> [What you need to do]: Filter the lines below, copying only those with the string "this".

> [Entries from a dataset]:
▽
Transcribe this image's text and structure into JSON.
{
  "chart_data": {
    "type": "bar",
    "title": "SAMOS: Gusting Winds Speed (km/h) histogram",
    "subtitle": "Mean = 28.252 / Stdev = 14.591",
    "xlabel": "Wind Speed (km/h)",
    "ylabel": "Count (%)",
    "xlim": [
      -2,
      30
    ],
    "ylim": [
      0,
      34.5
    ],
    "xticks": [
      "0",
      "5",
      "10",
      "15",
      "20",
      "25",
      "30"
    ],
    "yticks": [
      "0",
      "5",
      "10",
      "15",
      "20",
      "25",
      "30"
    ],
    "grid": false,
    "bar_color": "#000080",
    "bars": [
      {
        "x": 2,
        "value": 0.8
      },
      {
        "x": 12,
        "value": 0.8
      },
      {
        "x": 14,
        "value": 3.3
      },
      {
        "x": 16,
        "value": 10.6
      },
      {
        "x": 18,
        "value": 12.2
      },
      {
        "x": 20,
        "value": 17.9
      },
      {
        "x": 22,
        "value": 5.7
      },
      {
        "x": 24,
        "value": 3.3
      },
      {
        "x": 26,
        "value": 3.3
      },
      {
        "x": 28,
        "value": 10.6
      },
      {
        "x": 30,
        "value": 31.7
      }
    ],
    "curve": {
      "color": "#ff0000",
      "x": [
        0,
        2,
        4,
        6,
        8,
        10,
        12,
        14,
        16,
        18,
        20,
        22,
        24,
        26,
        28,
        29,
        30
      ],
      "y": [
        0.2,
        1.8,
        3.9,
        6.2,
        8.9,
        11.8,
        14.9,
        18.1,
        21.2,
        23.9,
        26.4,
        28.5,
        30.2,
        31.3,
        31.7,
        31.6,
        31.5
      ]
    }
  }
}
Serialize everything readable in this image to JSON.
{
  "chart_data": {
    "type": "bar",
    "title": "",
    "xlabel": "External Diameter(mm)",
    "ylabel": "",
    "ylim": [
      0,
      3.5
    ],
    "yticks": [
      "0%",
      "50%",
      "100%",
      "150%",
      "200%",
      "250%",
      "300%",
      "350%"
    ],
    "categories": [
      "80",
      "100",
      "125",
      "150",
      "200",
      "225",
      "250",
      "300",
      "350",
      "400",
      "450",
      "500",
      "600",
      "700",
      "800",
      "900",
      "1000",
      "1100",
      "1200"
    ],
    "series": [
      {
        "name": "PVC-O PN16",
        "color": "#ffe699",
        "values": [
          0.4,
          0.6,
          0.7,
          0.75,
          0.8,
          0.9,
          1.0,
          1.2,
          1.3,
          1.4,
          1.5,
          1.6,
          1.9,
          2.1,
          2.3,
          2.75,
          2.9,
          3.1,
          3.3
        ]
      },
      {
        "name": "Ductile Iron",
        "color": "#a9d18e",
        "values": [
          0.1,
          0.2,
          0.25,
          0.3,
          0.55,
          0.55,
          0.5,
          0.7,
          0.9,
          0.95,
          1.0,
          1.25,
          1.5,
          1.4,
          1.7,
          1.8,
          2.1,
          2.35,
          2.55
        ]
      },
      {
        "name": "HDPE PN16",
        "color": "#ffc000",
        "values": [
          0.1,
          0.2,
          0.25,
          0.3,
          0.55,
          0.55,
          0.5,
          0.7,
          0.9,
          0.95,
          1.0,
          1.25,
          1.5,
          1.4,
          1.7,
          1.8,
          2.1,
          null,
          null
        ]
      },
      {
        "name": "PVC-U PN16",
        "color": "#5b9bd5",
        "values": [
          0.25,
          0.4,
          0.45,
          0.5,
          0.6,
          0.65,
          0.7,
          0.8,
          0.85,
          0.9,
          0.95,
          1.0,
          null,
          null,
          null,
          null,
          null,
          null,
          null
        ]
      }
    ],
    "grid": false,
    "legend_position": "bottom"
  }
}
△
> [Reply to the exercise]:
Transcribe this image's text and structure into JSON.
Serialize everything readable in this image to JSON.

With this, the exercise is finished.